### MATERIALS PROVIDED ###

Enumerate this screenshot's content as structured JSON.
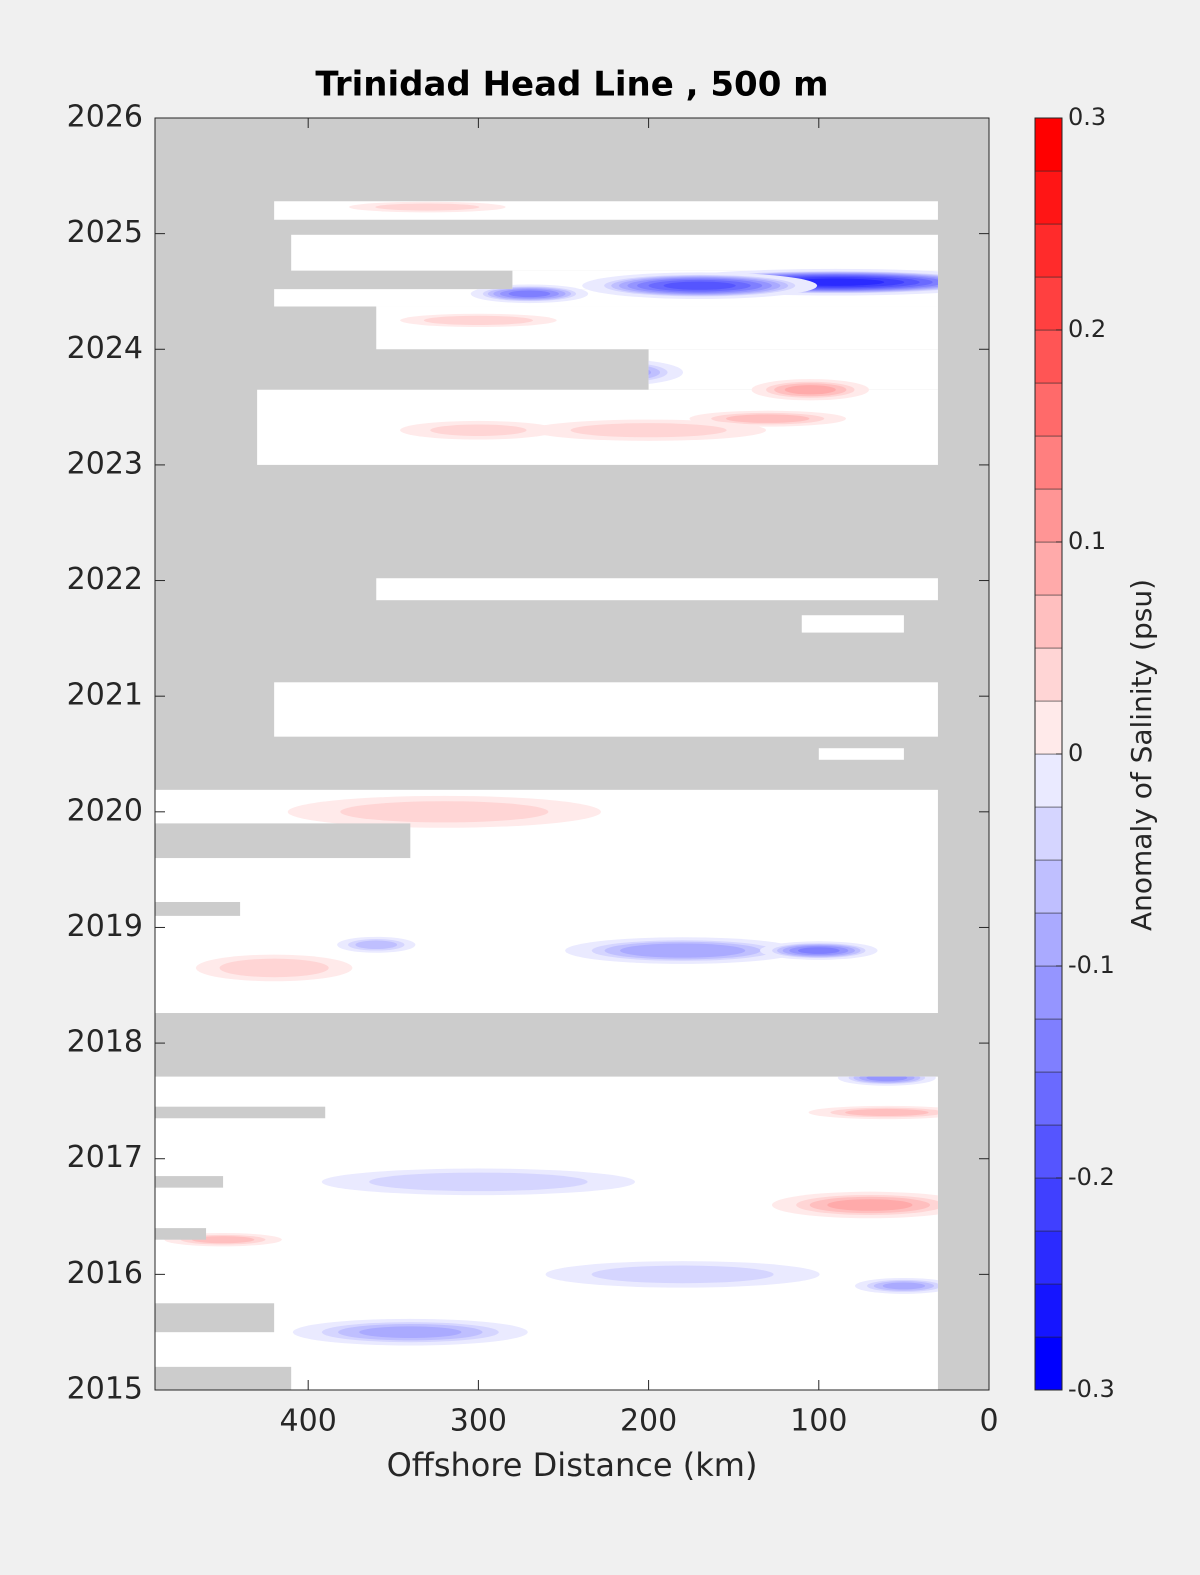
{
  "chart_data": {
    "type": "contour",
    "title": "Trinidad Head Line , 500 m",
    "xlabel": "Offshore Distance (km)",
    "colorbar_label": "Anomaly of Salinity (psu)",
    "xlim": [
      490,
      0
    ],
    "xticks": [
      400,
      300,
      200,
      100,
      0
    ],
    "ylim": [
      2015,
      2026
    ],
    "yticks": [
      2015,
      2016,
      2017,
      2018,
      2019,
      2020,
      2021,
      2022,
      2023,
      2024,
      2025,
      2026
    ],
    "clim": [
      -0.3,
      0.3
    ],
    "cticks": [
      -0.3,
      -0.2,
      -0.1,
      0,
      0.1,
      0.2,
      0.3
    ],
    "level_step": 0.025,
    "cmap_low": "#0000ff",
    "cmap_high": "#ff0000",
    "nan_color": "#cccccc",
    "coverage": [
      {
        "x": [
          420,
          30
        ],
        "y": [
          2025.12,
          2025.28
        ]
      },
      {
        "x": [
          410,
          30
        ],
        "y": [
          2024.68,
          2024.99
        ]
      },
      {
        "x": [
          280,
          30
        ],
        "y": [
          2024.52,
          2024.68
        ]
      },
      {
        "x": [
          420,
          30
        ],
        "y": [
          2024.37,
          2024.52
        ]
      },
      {
        "x": [
          360,
          30
        ],
        "y": [
          2024.0,
          2024.37
        ]
      },
      {
        "x": [
          200,
          30
        ],
        "y": [
          2023.65,
          2024.0
        ]
      },
      {
        "x": [
          430,
          30
        ],
        "y": [
          2023.0,
          2023.65
        ]
      },
      {
        "x": [
          360,
          30
        ],
        "y": [
          2021.83,
          2022.02
        ]
      },
      {
        "x": [
          110,
          50
        ],
        "y": [
          2021.55,
          2021.7
        ]
      },
      {
        "x": [
          420,
          30
        ],
        "y": [
          2020.65,
          2021.12
        ]
      },
      {
        "x": [
          100,
          50
        ],
        "y": [
          2020.45,
          2020.55
        ]
      },
      {
        "x": [
          490,
          30
        ],
        "y": [
          2018.26,
          2020.19
        ]
      },
      {
        "x": [
          490,
          30
        ],
        "y": [
          2015.0,
          2017.71
        ]
      }
    ],
    "gaps": [
      {
        "x": [
          490,
          340
        ],
        "y": [
          2019.6,
          2019.9
        ]
      },
      {
        "x": [
          490,
          440
        ],
        "y": [
          2019.1,
          2019.22
        ]
      },
      {
        "x": [
          490,
          390
        ],
        "y": [
          2017.35,
          2017.45
        ]
      },
      {
        "x": [
          490,
          450
        ],
        "y": [
          2016.75,
          2016.85
        ]
      },
      {
        "x": [
          490,
          460
        ],
        "y": [
          2016.3,
          2016.4
        ]
      },
      {
        "x": [
          490,
          420
        ],
        "y": [
          2015.5,
          2015.75
        ]
      },
      {
        "x": [
          490,
          410
        ],
        "y": [
          2015.0,
          2015.2
        ]
      }
    ],
    "features": [
      {
        "x": 90,
        "y": 2024.58,
        "value": -0.25,
        "rx": 90,
        "ry": 0.1
      },
      {
        "x": 170,
        "y": 2024.55,
        "value": -0.2,
        "rx": 60,
        "ry": 0.1
      },
      {
        "x": 270,
        "y": 2024.48,
        "value": -0.15,
        "rx": 30,
        "ry": 0.07
      },
      {
        "x": 220,
        "y": 2023.8,
        "value": -0.12,
        "rx": 35,
        "ry": 0.1
      },
      {
        "x": 105,
        "y": 2023.65,
        "value": 0.1,
        "rx": 30,
        "ry": 0.08
      },
      {
        "x": 130,
        "y": 2023.4,
        "value": 0.08,
        "rx": 40,
        "ry": 0.06
      },
      {
        "x": 200,
        "y": 2023.3,
        "value": 0.06,
        "rx": 60,
        "ry": 0.08
      },
      {
        "x": 300,
        "y": 2023.3,
        "value": 0.05,
        "rx": 40,
        "ry": 0.07
      },
      {
        "x": 300,
        "y": 2024.25,
        "value": 0.07,
        "rx": 40,
        "ry": 0.05
      },
      {
        "x": 330,
        "y": 2025.23,
        "value": 0.06,
        "rx": 40,
        "ry": 0.04
      },
      {
        "x": 320,
        "y": 2020.0,
        "value": 0.06,
        "rx": 80,
        "ry": 0.12
      },
      {
        "x": 180,
        "y": 2018.8,
        "value": -0.12,
        "rx": 60,
        "ry": 0.1
      },
      {
        "x": 100,
        "y": 2018.8,
        "value": -0.15,
        "rx": 30,
        "ry": 0.07
      },
      {
        "x": 360,
        "y": 2018.85,
        "value": -0.08,
        "rx": 20,
        "ry": 0.06
      },
      {
        "x": 420,
        "y": 2018.65,
        "value": 0.07,
        "rx": 40,
        "ry": 0.1
      },
      {
        "x": 300,
        "y": 2016.8,
        "value": -0.07,
        "rx": 80,
        "ry": 0.1
      },
      {
        "x": 70,
        "y": 2016.6,
        "value": 0.1,
        "rx": 50,
        "ry": 0.1
      },
      {
        "x": 340,
        "y": 2015.5,
        "value": -0.1,
        "rx": 60,
        "ry": 0.1
      },
      {
        "x": 60,
        "y": 2017.7,
        "value": -0.13,
        "rx": 25,
        "ry": 0.06
      },
      {
        "x": 60,
        "y": 2017.4,
        "value": 0.08,
        "rx": 40,
        "ry": 0.05
      },
      {
        "x": 180,
        "y": 2016.0,
        "value": -0.06,
        "rx": 70,
        "ry": 0.1
      },
      {
        "x": 50,
        "y": 2015.9,
        "value": -0.1,
        "rx": 25,
        "ry": 0.06
      },
      {
        "x": 450,
        "y": 2016.3,
        "value": 0.08,
        "rx": 30,
        "ry": 0.05
      }
    ]
  }
}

###

• PROBLEM DETAILS: Transcribe the listing in full. Omit the pictures and keep every line exact.

• FULL SOLUTION:
Enumerate this screenshot's content as structured JSON.
{
  "chart_data": {
    "type": "contour",
    "title": "Trinidad Head Line , 500 m",
    "xlabel": "Offshore Distance (km)",
    "colorbar_label": "Anomaly of Salinity (psu)",
    "xlim": [
      490,
      0
    ],
    "xticks": [
      400,
      300,
      200,
      100,
      0
    ],
    "ylim": [
      2015,
      2026
    ],
    "yticks": [
      2015,
      2016,
      2017,
      2018,
      2019,
      2020,
      2021,
      2022,
      2023,
      2024,
      2025,
      2026
    ],
    "clim": [
      -0.3,
      0.3
    ],
    "cticks": [
      -0.3,
      -0.2,
      -0.1,
      0,
      0.1,
      0.2,
      0.3
    ],
    "level_step": 0.025,
    "cmap_low": "#0000ff",
    "cmap_high": "#ff0000",
    "nan_color": "#cccccc",
    "coverage": [
      {
        "x": [
          420,
          30
        ],
        "y": [
          2025.12,
          2025.28
        ]
      },
      {
        "x": [
          410,
          30
        ],
        "y": [
          2024.68,
          2024.99
        ]
      },
      {
        "x": [
          280,
          30
        ],
        "y": [
          2024.52,
          2024.68
        ]
      },
      {
        "x": [
          420,
          30
        ],
        "y": [
          2024.37,
          2024.52
        ]
      },
      {
        "x": [
          360,
          30
        ],
        "y": [
          2024.0,
          2024.37
        ]
      },
      {
        "x": [
          200,
          30
        ],
        "y": [
          2023.65,
          2024.0
        ]
      },
      {
        "x": [
          430,
          30
        ],
        "y": [
          2023.0,
          2023.65
        ]
      },
      {
        "x": [
          360,
          30
        ],
        "y": [
          2021.83,
          2022.02
        ]
      },
      {
        "x": [
          110,
          50
        ],
        "y": [
          2021.55,
          2021.7
        ]
      },
      {
        "x": [
          420,
          30
        ],
        "y": [
          2020.65,
          2021.12
        ]
      },
      {
        "x": [
          100,
          50
        ],
        "y": [
          2020.45,
          2020.55
        ]
      },
      {
        "x": [
          490,
          30
        ],
        "y": [
          2018.26,
          2020.19
        ]
      },
      {
        "x": [
          490,
          30
        ],
        "y": [
          2015.0,
          2017.71
        ]
      }
    ],
    "gaps": [
      {
        "x": [
          490,
          340
        ],
        "y": [
          2019.6,
          2019.9
        ]
      },
      {
        "x": [
          490,
          440
        ],
        "y": [
          2019.1,
          2019.22
        ]
      },
      {
        "x": [
          490,
          390
        ],
        "y": [
          2017.35,
          2017.45
        ]
      },
      {
        "x": [
          490,
          450
        ],
        "y": [
          2016.75,
          2016.85
        ]
      },
      {
        "x": [
          490,
          460
        ],
        "y": [
          2016.3,
          2016.4
        ]
      },
      {
        "x": [
          490,
          420
        ],
        "y": [
          2015.5,
          2015.75
        ]
      },
      {
        "x": [
          490,
          410
        ],
        "y": [
          2015.0,
          2015.2
        ]
      }
    ],
    "features": [
      {
        "x": 90,
        "y": 2024.58,
        "value": -0.25,
        "rx": 90,
        "ry": 0.1
      },
      {
        "x": 170,
        "y": 2024.55,
        "value": -0.2,
        "rx": 60,
        "ry": 0.1
      },
      {
        "x": 270,
        "y": 2024.48,
        "value": -0.15,
        "rx": 30,
        "ry": 0.07
      },
      {
        "x": 220,
        "y": 2023.8,
        "value": -0.12,
        "rx": 35,
        "ry": 0.1
      },
      {
        "x": 105,
        "y": 2023.65,
        "value": 0.1,
        "rx": 30,
        "ry": 0.08
      },
      {
        "x": 130,
        "y": 2023.4,
        "value": 0.08,
        "rx": 40,
        "ry": 0.06
      },
      {
        "x": 200,
        "y": 2023.3,
        "value": 0.06,
        "rx": 60,
        "ry": 0.08
      },
      {
        "x": 300,
        "y": 2023.3,
        "value": 0.05,
        "rx": 40,
        "ry": 0.07
      },
      {
        "x": 300,
        "y": 2024.25,
        "value": 0.07,
        "rx": 40,
        "ry": 0.05
      },
      {
        "x": 330,
        "y": 2025.23,
        "value": 0.06,
        "rx": 40,
        "ry": 0.04
      },
      {
        "x": 320,
        "y": 2020.0,
        "value": 0.06,
        "rx": 80,
        "ry": 0.12
      },
      {
        "x": 180,
        "y": 2018.8,
        "value": -0.12,
        "rx": 60,
        "ry": 0.1
      },
      {
        "x": 100,
        "y": 2018.8,
        "value": -0.15,
        "rx": 30,
        "ry": 0.07
      },
      {
        "x": 360,
        "y": 2018.85,
        "value": -0.08,
        "rx": 20,
        "ry": 0.06
      },
      {
        "x": 420,
        "y": 2018.65,
        "value": 0.07,
        "rx": 40,
        "ry": 0.1
      },
      {
        "x": 300,
        "y": 2016.8,
        "value": -0.07,
        "rx": 80,
        "ry": 0.1
      },
      {
        "x": 70,
        "y": 2016.6,
        "value": 0.1,
        "rx": 50,
        "ry": 0.1
      },
      {
        "x": 340,
        "y": 2015.5,
        "value": -0.1,
        "rx": 60,
        "ry": 0.1
      },
      {
        "x": 60,
        "y": 2017.7,
        "value": -0.13,
        "rx": 25,
        "ry": 0.06
      },
      {
        "x": 60,
        "y": 2017.4,
        "value": 0.08,
        "rx": 40,
        "ry": 0.05
      },
      {
        "x": 180,
        "y": 2016.0,
        "value": -0.06,
        "rx": 70,
        "ry": 0.1
      },
      {
        "x": 50,
        "y": 2015.9,
        "value": -0.1,
        "rx": 25,
        "ry": 0.06
      },
      {
        "x": 450,
        "y": 2016.3,
        "value": 0.08,
        "rx": 30,
        "ry": 0.05
      }
    ]
  }
}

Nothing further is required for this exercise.